_YOUR TASK_:
Among the records below, find each line containing the word "bridge" and copy it.

_GIVEN RECORDS_:
________________________________________

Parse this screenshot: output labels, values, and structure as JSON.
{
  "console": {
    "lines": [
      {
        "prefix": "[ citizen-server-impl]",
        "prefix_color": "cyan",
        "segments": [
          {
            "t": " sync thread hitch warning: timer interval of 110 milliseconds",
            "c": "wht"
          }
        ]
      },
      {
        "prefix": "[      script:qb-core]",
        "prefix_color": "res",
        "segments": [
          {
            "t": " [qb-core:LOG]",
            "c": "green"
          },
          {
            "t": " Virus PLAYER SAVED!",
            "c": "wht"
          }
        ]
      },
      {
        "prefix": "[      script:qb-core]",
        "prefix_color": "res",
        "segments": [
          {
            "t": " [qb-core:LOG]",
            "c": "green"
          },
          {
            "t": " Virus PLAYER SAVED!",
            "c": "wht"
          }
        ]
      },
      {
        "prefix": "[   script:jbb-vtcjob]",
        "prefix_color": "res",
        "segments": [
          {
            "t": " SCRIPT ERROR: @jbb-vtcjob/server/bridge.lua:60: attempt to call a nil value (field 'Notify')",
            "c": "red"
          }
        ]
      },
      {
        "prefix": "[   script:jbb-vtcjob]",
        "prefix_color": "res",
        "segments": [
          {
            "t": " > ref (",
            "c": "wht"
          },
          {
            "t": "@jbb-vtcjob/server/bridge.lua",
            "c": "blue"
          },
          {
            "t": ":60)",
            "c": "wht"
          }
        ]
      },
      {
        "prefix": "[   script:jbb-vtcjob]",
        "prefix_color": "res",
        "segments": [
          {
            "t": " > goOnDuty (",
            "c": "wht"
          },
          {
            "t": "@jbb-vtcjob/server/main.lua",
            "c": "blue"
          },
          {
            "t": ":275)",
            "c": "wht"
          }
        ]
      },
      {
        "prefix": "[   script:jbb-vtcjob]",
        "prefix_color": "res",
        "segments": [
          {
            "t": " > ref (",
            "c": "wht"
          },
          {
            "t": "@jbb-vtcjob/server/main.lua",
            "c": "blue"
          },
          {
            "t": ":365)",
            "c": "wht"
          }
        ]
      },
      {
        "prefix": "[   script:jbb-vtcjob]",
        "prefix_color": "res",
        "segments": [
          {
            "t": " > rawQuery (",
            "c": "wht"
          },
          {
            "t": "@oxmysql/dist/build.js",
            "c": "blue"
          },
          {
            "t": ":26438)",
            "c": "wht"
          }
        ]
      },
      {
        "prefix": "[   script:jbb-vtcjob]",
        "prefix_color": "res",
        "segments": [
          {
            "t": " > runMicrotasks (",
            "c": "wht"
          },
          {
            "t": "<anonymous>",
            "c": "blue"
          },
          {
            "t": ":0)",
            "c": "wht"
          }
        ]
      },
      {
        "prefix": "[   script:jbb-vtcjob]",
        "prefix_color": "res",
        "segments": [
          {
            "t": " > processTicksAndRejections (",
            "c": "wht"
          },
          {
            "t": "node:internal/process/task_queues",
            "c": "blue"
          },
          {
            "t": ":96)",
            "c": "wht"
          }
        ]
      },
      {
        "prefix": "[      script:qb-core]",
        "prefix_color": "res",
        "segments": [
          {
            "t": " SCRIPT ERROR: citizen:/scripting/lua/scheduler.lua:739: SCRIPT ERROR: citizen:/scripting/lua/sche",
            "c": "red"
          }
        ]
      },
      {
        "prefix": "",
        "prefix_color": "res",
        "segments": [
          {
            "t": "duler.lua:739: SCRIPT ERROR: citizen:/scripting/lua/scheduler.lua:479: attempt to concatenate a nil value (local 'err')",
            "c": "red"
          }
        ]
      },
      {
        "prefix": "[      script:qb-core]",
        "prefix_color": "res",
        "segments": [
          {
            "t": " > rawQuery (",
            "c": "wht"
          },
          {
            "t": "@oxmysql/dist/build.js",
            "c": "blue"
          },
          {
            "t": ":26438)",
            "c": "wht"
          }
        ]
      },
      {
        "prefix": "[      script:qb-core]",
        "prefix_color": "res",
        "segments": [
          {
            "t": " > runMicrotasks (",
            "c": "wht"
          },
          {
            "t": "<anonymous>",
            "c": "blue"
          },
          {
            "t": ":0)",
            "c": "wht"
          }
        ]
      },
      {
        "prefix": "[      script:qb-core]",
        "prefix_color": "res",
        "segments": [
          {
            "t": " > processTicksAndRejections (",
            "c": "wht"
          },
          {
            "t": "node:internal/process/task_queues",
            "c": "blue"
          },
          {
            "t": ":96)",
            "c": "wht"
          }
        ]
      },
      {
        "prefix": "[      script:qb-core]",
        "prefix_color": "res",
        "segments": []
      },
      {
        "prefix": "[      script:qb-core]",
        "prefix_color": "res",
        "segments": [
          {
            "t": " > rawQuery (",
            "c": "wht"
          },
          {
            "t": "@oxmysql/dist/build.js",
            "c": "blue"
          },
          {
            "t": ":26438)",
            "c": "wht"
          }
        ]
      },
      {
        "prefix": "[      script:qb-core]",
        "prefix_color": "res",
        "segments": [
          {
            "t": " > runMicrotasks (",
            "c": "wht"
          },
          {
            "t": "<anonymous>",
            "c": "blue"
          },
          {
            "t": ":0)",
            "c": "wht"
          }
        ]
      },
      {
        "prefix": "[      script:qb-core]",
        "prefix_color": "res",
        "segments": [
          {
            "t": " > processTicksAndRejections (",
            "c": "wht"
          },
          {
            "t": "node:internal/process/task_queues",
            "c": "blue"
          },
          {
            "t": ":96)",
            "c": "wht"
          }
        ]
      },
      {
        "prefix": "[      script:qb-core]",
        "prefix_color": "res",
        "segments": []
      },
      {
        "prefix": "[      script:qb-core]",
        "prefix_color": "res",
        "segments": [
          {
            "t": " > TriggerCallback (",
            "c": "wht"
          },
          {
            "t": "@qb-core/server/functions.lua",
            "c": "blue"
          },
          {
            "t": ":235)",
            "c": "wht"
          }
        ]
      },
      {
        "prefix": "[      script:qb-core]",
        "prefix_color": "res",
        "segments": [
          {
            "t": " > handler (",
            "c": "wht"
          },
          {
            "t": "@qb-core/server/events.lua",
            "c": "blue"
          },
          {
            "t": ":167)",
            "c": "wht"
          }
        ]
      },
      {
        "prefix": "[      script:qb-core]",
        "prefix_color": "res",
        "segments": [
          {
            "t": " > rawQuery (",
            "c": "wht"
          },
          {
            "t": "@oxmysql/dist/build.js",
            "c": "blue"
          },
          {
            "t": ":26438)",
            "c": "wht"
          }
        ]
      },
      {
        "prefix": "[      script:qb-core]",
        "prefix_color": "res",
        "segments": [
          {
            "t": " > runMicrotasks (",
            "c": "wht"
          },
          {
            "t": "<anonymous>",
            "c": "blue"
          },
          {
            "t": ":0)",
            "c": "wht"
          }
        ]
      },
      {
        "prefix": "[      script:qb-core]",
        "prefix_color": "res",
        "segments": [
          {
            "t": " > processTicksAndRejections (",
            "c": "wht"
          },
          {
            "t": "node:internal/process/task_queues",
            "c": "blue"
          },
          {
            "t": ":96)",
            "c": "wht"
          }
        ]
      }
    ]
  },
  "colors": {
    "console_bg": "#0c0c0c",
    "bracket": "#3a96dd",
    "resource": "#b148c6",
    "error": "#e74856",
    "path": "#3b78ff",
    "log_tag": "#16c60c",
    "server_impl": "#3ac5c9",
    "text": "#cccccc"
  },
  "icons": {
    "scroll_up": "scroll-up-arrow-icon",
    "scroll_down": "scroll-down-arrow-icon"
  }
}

________________________________________

_RESPONSE AREA_:
            "t": " SCRIPT ERROR: @jbb-vtcjob/server/bridge.lua:60: attempt to call a nil value (field 'Notify')",
            "t": "@jbb-vtcjob/server/bridge.lua",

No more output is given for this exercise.